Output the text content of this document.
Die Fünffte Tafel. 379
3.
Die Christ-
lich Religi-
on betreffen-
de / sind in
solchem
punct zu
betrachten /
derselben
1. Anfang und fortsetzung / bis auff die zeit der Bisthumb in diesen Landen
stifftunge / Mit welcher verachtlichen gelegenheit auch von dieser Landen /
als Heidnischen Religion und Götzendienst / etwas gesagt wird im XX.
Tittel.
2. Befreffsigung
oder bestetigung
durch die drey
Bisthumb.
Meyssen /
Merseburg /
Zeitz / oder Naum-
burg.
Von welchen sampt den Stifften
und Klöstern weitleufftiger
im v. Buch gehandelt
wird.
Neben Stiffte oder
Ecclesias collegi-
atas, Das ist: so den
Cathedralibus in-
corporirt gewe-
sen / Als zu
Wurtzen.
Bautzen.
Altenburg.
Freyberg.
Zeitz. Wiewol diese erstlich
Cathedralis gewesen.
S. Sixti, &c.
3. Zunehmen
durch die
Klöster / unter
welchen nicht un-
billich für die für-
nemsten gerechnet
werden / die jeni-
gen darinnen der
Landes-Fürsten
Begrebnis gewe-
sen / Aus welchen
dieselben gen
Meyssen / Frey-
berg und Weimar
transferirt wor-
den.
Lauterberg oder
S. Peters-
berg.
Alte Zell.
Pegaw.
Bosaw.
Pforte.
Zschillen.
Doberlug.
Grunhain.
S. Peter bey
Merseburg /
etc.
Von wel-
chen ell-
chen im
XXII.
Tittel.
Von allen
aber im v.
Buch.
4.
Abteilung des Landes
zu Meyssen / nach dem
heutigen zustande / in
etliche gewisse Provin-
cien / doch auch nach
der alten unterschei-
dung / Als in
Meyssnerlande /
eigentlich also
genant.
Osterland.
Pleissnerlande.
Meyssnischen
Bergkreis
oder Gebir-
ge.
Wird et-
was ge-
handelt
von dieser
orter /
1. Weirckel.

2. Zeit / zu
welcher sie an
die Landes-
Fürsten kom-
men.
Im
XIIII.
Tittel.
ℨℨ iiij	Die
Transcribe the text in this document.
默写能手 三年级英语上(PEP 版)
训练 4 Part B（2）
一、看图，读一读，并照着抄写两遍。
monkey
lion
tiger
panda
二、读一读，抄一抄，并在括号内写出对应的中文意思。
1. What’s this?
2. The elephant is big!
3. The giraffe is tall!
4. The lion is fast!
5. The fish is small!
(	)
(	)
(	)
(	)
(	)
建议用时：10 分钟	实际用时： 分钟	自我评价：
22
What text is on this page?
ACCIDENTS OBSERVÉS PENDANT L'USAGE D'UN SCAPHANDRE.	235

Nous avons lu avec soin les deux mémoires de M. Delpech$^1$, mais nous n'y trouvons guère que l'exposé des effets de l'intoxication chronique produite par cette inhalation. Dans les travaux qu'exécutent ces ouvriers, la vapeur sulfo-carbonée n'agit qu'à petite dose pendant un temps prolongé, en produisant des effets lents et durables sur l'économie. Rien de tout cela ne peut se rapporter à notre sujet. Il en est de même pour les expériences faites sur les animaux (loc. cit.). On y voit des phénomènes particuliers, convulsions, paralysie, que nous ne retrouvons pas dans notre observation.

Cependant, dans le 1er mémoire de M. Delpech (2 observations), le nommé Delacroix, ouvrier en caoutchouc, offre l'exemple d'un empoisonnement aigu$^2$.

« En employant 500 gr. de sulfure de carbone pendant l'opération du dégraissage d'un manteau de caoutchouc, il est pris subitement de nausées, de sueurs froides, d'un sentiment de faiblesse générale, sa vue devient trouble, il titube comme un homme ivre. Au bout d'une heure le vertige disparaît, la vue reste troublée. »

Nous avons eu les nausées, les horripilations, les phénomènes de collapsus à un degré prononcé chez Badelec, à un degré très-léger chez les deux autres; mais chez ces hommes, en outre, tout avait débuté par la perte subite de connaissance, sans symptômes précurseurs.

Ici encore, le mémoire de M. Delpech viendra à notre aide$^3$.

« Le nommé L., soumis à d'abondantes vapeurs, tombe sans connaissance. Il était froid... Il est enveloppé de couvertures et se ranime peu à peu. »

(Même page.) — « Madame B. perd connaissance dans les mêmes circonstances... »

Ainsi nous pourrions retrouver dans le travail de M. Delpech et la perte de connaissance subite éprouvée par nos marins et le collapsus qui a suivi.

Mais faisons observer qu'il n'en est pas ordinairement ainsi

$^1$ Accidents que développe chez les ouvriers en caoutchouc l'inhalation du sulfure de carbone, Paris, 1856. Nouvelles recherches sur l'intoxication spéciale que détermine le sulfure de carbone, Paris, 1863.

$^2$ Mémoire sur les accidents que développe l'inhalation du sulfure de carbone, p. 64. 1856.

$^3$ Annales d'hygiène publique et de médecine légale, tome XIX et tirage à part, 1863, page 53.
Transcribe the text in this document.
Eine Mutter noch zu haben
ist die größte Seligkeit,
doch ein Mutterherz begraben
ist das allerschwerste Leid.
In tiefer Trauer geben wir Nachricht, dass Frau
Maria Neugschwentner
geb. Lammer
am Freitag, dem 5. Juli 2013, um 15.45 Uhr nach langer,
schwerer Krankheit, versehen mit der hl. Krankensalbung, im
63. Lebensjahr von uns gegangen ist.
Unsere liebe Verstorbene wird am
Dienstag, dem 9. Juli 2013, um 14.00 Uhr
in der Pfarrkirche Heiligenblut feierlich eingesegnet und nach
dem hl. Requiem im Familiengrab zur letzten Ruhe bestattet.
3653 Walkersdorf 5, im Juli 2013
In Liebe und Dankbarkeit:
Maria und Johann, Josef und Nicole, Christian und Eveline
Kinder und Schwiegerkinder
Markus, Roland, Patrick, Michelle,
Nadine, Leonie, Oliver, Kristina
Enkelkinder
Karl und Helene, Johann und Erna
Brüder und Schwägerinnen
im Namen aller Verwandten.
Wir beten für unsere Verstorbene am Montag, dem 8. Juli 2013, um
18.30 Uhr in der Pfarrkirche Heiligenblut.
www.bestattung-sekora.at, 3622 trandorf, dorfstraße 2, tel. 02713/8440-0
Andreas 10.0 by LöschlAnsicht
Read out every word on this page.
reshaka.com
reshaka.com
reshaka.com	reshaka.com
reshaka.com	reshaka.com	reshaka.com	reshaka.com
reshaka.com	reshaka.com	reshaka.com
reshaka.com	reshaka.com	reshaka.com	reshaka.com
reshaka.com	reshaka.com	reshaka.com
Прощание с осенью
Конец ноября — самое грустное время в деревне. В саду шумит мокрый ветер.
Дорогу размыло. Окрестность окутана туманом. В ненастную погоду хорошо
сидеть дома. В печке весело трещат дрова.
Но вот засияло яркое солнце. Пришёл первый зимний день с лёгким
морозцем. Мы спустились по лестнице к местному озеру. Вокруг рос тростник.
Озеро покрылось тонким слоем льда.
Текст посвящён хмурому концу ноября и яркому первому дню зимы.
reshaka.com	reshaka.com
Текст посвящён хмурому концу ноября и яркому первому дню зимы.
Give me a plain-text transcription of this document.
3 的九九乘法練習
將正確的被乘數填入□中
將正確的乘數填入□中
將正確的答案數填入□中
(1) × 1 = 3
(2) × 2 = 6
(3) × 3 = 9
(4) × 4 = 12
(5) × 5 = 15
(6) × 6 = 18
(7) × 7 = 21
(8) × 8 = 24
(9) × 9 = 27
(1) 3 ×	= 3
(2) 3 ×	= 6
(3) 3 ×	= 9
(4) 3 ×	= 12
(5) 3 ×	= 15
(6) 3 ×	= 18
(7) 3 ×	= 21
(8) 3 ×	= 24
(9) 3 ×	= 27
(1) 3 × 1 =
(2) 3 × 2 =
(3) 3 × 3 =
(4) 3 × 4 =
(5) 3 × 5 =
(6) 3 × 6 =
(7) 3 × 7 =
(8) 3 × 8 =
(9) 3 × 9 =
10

--- --- ---

GIVEN TASK:
Select every line in the records above that contains the word "text".

RESULT OF THE EXERCISE:
Output the text content of this document.
Transcribe the text in this document.
What text is on this page?
Transcribe the text in this document.
Give me a plain-text transcription of this document.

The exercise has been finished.